*Task requirements*
Would you pull out every line of the material that contains the string "label"?

*Information supplied*
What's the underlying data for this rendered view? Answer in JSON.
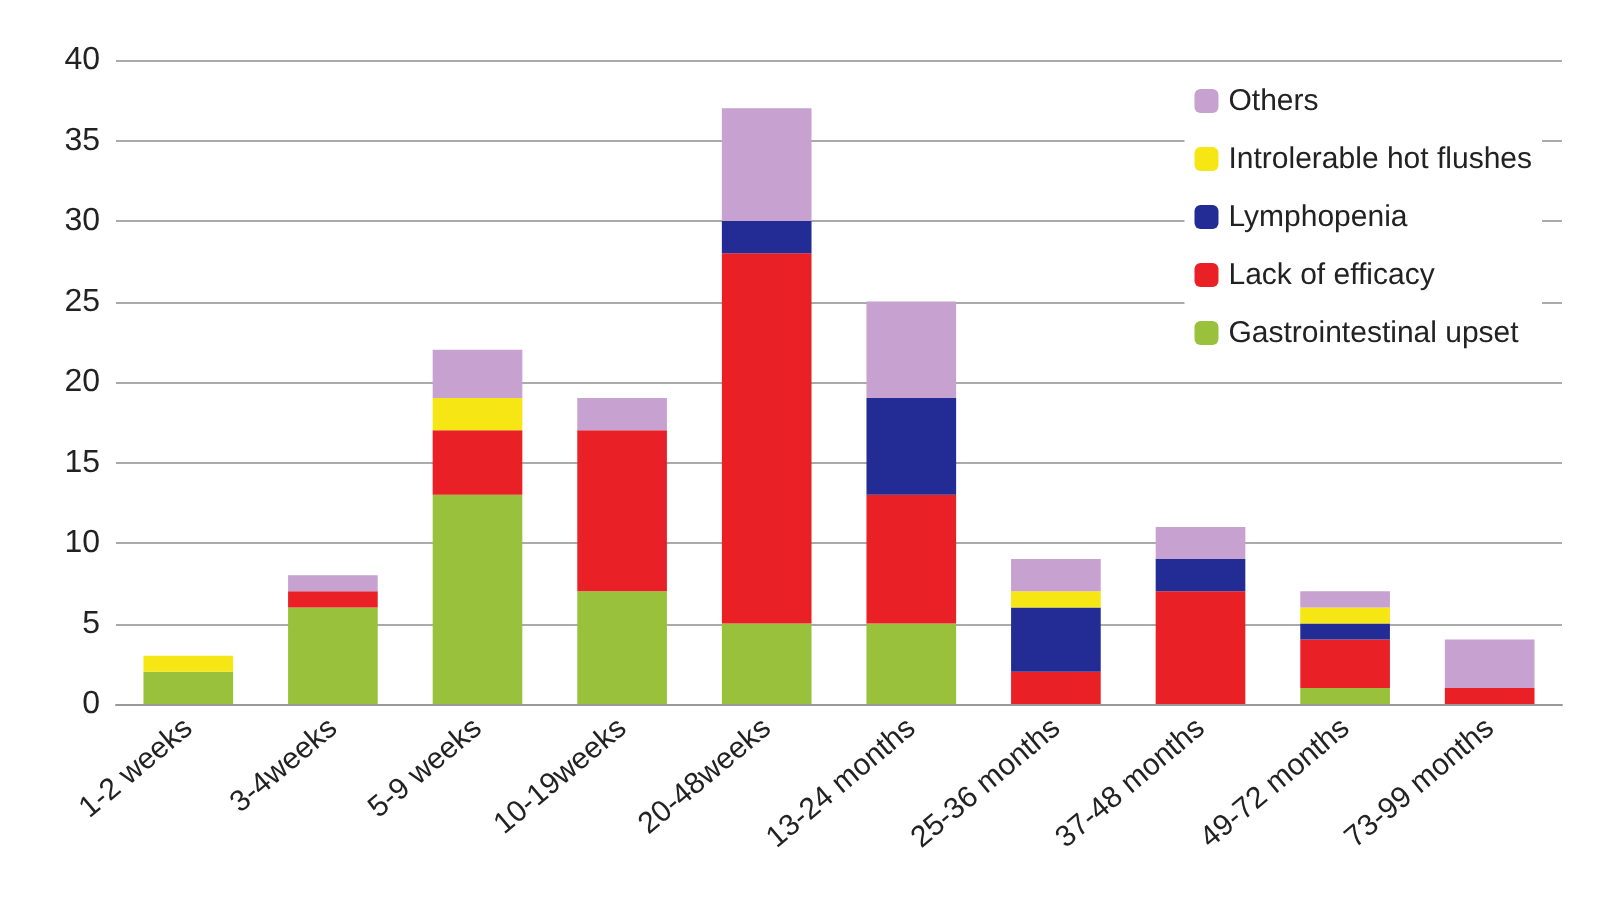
{
  "chart_data": {
    "type": "bar",
    "stacked": true,
    "categories": [
      "1-2 weeks",
      "3-4weeks",
      "5-9 weeks",
      "10-19weeks",
      "20-48weeks",
      "13-24 months",
      "25-36 months",
      "37-48 months",
      "49-72 months",
      "73-99 months"
    ],
    "series": [
      {
        "name": "Gastrointestinal upset",
        "color": "#99c13c",
        "values": [
          2,
          6,
          13,
          7,
          5,
          5,
          0,
          0,
          1,
          0
        ]
      },
      {
        "name": "Lack of efficacy",
        "color": "#ea2027",
        "values": [
          0,
          1,
          4,
          10,
          23,
          8,
          2,
          7,
          3,
          1
        ]
      },
      {
        "name": "Lymphopenia",
        "color": "#232c94",
        "values": [
          0,
          0,
          0,
          0,
          2,
          6,
          4,
          2,
          1,
          0
        ]
      },
      {
        "name": "Introlerable hot flushes",
        "color": "#f6e614",
        "values": [
          1,
          0,
          2,
          0,
          0,
          0,
          1,
          0,
          1,
          0
        ]
      },
      {
        "name": "Others",
        "color": "#c7a1d0",
        "values": [
          0,
          1,
          3,
          2,
          7,
          6,
          2,
          2,
          1,
          3
        ]
      }
    ],
    "ylim": [
      0,
      40
    ],
    "yticks": [
      0,
      5,
      10,
      15,
      20,
      25,
      30,
      35,
      40
    ],
    "grid": "y",
    "legend": "top right"
  }
}
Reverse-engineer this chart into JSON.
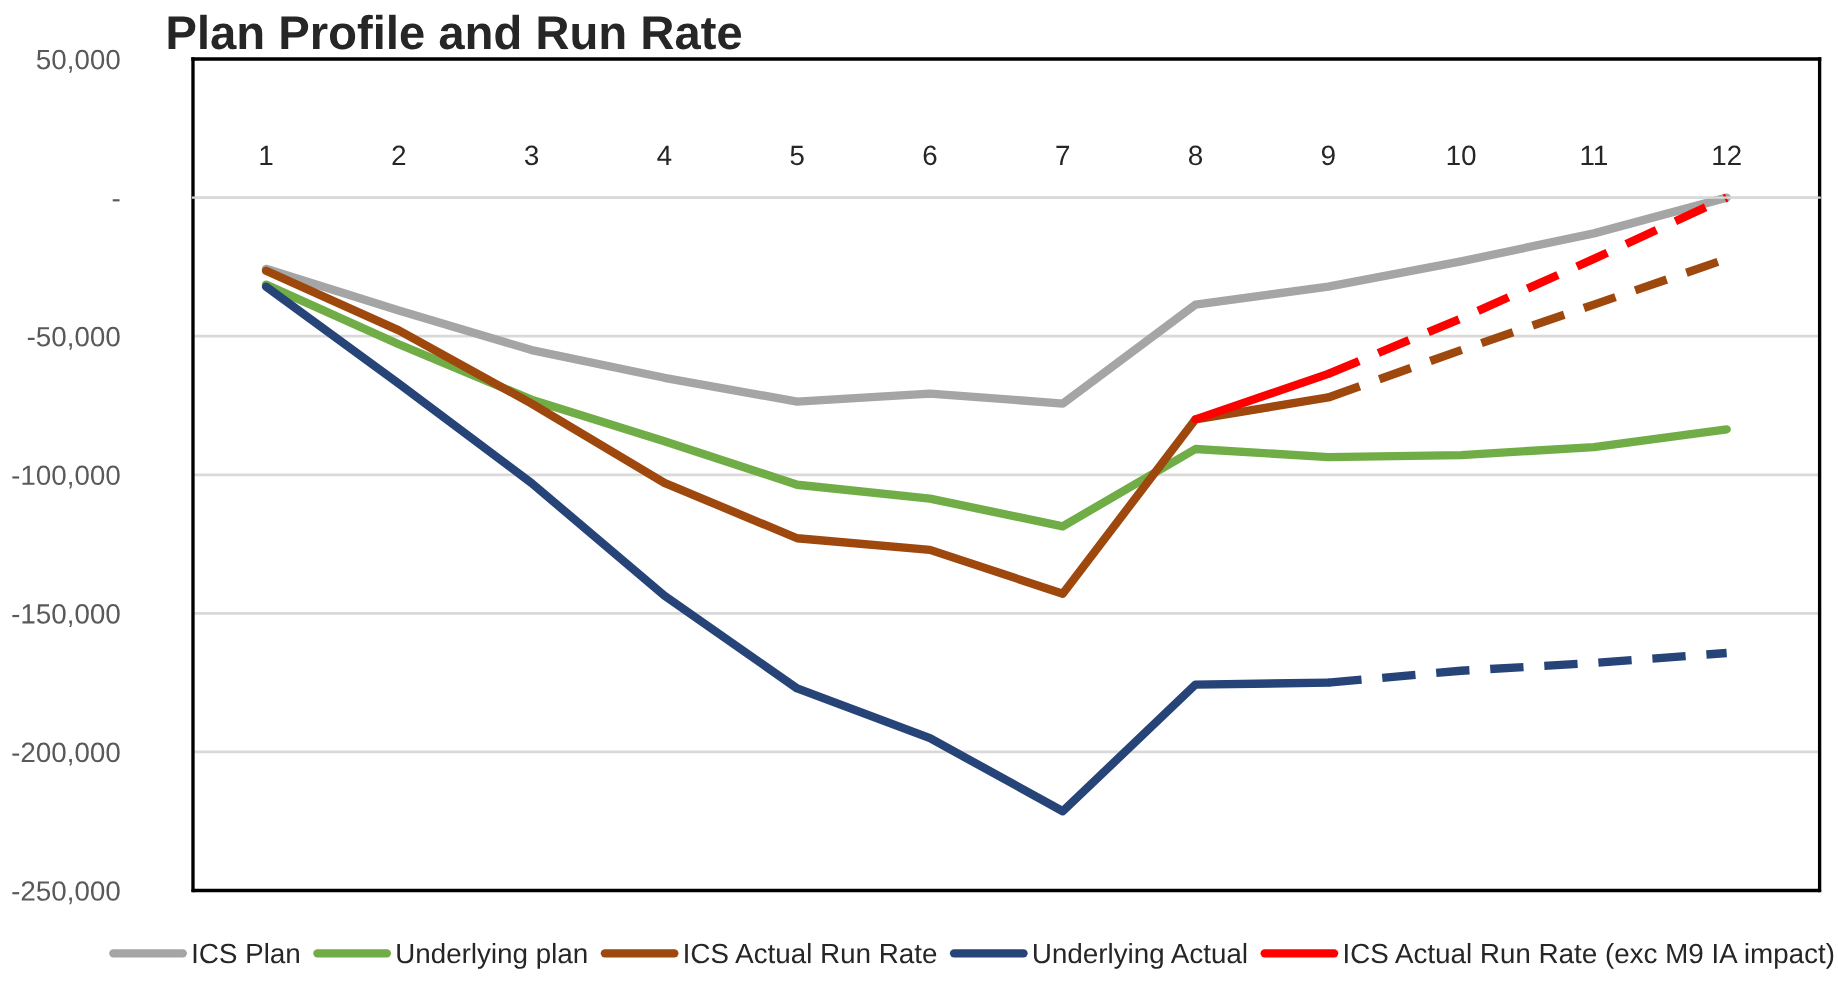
{
  "chart_data": {
    "type": "line",
    "title": "Plan Profile and Run Rate",
    "categories": [
      "1",
      "2",
      "3",
      "4",
      "5",
      "6",
      "7",
      "8",
      "9",
      "10",
      "11",
      "12"
    ],
    "series": [
      {
        "name": "ICS Plan",
        "color": "#a5a5a5",
        "values": [
          -25700,
          -40700,
          -55000,
          -65000,
          -73600,
          -70700,
          -74300,
          -38600,
          -32100,
          -23000,
          -12900,
          0
        ]
      },
      {
        "name": "Underlying plan",
        "color": "#70ad47",
        "values": [
          -31400,
          -52900,
          -72900,
          -87900,
          -103600,
          -108600,
          -118600,
          -90700,
          -93600,
          -92900,
          -90000,
          -83600
        ]
      },
      {
        "name": "ICS Actual Run Rate",
        "color": "#9e480e",
        "values": [
          -26400,
          -47900,
          -74300,
          -102900,
          -122900,
          -127100,
          -142900,
          -80000,
          -72100,
          null,
          null,
          null
        ]
      },
      {
        "color": "#9e480e",
        "line_style": "dashed",
        "values": [
          null,
          null,
          null,
          null,
          null,
          null,
          null,
          null,
          -72100,
          -55000,
          -38600,
          -22100
        ]
      },
      {
        "name": "Underlying Actual",
        "color": "#264478",
        "values": [
          -32100,
          -67100,
          -103000,
          -143600,
          -177100,
          -195000,
          -221400,
          -175700,
          -175000,
          null,
          null,
          null
        ]
      },
      {
        "color": "#264478",
        "line_style": "dashed",
        "values": [
          null,
          null,
          null,
          null,
          null,
          null,
          null,
          null,
          -175000,
          -170700,
          -167900,
          -164300
        ]
      },
      {
        "name": "ICS Actual Run Rate (exc M9 IA impact)",
        "color": "#ff0000",
        "values": [
          null,
          null,
          null,
          null,
          null,
          null,
          null,
          -80000,
          -63600,
          null,
          null,
          null
        ]
      },
      {
        "color": "#ff0000",
        "line_style": "dashed",
        "values": [
          null,
          null,
          null,
          null,
          null,
          null,
          null,
          null,
          -63600,
          -43600,
          -22100,
          0
        ]
      }
    ],
    "ylim": [
      -250000,
      50000
    ],
    "yticks": [
      {
        "value": -250000,
        "label": "-250,000"
      },
      {
        "value": -200000,
        "label": "-200,000"
      },
      {
        "value": -150000,
        "label": "-150,000"
      },
      {
        "value": -100000,
        "label": "-100,000"
      },
      {
        "value": -50000,
        "label": "-50,000"
      },
      {
        "value": 0,
        "label": "-"
      },
      {
        "value": 50000,
        "label": "50,000"
      }
    ],
    "grid": "y",
    "legend": "bottom",
    "line_style": "solid",
    "marker": "none"
  }
}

*Finished answer*
        "label": "-250,000"
        "label": "-200,000"
        "label": "-150,000"
        "label": "-100,000"
        "label": "-50,000"
        "label": "-"
        "label": "50,000"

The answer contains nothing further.